### ページ抜粋
============

卵管の詰まりや癒着、ポリープがないかを調べる卵管造影検査が一例です。
卵管内にトラブルがあって精子が通りにくい状態だと、自然妊娠が難しくなります。
卵管造影検査は、造影剤を使って子宮の形や卵管のトラブルをチェックし、不妊の原因を確かめるための検査です。
不妊治療の方針を決めるために必要な検査です
不妊治療を始める時には、原因究明から行います。
原因に応じて治療の選択肢が変わるため、適切な方針を立てずには、治療がスムーズに進まないためです。
妊娠しにくい原因が女性側にあるのか、男性側にあるのかを調べるために、複数の検査を行う必要があることを理解しましょう。
行う検査の1つには、レントゲンを使った卵管造影検査が挙げられます。
子宮のなかに造影剤を入れてどのように広がっていくかを観察する検査です。
トラブルがあると造影剤が腹腔に広がる様子が見られるため、卵管通過障害の特定に役立ちます。
卵管造影検査はあくまで不妊の原因を特定するための手段です。
これらの検査を経て、自然妊娠が難しいと分かったところから体外受精を含めた不妊治療がスタートし、以降さまざまなアプローチを進めていきます。
受精の可能性があるタイミングで行うとレントゲンが悪影響を及ぼすリスクがあるため、妊娠可能性がない生理が終わって数日以内に行うのが一般的です。
検査スケジュールに関しては担当医師とよく相談し、日程の目安を頭に入れておきましょう。
レントゲンを撮る検査は一定のリスクが伴います
レントゲンの検査を行うにあたって、ヨード造影剤を使います。
このときヨードに敏感な人は副作用リスクが高まるため、医師に必ず伝えてください。
一定の頻度でかゆみや発疹、嘔吐といった軽い副作用が生じる場合もありますが、基本的には治療を必要とするほど重症にはならないでしょう。

============

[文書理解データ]
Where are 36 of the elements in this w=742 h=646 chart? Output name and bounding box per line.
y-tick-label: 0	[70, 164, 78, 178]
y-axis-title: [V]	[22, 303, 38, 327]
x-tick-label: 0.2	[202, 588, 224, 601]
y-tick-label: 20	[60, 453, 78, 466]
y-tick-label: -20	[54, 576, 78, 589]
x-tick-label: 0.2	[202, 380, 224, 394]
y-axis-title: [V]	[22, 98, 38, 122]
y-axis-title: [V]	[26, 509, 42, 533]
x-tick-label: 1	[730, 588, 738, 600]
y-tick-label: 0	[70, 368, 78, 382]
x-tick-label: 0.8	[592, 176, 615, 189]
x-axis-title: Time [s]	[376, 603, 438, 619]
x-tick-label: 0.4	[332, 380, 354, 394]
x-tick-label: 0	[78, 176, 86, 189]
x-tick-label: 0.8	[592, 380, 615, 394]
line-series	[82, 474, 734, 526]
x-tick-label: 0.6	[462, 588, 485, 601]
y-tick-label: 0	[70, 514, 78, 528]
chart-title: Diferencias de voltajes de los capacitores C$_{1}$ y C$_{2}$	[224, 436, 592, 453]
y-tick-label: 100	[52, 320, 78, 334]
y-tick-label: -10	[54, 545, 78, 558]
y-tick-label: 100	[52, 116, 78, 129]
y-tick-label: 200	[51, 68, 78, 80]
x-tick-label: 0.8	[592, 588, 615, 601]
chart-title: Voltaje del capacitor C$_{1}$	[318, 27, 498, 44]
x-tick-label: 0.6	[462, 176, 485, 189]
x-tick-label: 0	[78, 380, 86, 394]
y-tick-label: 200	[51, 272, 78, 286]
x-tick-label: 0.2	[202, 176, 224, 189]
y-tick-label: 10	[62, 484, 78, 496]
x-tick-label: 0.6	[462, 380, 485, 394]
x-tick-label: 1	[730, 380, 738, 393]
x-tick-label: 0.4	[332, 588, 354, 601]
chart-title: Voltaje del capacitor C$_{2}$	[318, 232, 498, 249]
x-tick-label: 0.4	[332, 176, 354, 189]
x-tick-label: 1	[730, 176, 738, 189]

============

### 資料を読み解く
A: 卵管造影検査についての文章によると、この検査は一般的にどの時期に行われるかを答えよ。
B: 卵管造影検査についての文章を、最後の文の後から書き継げ。

### 解答一覧
A: 妊娠可能性がない生理が終わって数日以内に行うのが一般的である。

B:
重篤な副作用の例としては、息苦しさ・血圧低下・意識消失・腎不全などが挙げられます。
確率的には数万人に1人ともされており、副作用が生じる可能性は高くないものの、このようなリスクがあるということは覚えておいてもよいかもしれません。
また遅発性の副作用として、頭痛・発疹・動悸といった症状が数時間から数日後に生じるケースもあります。
そのためもし検査を終えてから気になるところがあれば、かかっている医療機関へ速やかに連絡し、具体的な指示をあおぎましょう。
その他のリスクとして、性器の出血や痒痛といった合併症が生じる人もいます。
子宮や卵巣にいた細菌がお腹のほうにあがっていき、腹膜炎を起こす可能性も否めません。
腹膜炎予防のために抗生物質が出されることもありますから、指示通りに最後まで飲みきり、感染症防止に努めてください。
卵管造影検査を受けるためにはクラミジア検査が必要です
卵管造影検査を受けるためにはクラミジア検査が必要です
クラミジア感染症にかかっていると子宮や卵管の炎症を起こしやすく、夫婦で治療が必要です。
感染の有無がはっきりしない状態では、卵管造影検査を受けることはできないため、前もってクラミジア検査を行いましょう。
クラミジア感染の有無を調べるには、大きく2つの方法があります。
子宮頸管の細胞にクラミジアがいないことを確かめる方法、血液検査で感染歴があるかを調べる方法のうち、どちらかで進めるのが一般的です。
おりものが増える、不正出血があるなどなんらかの自覚症状で気付く女性もいますが、無自覚のまま放置してしまうことも多い感染症です。
そのまま妊娠してしまうと流産や産道感染から赤ちゃんに移してしまうリスクがあるため、きちんと治療を進めましょう。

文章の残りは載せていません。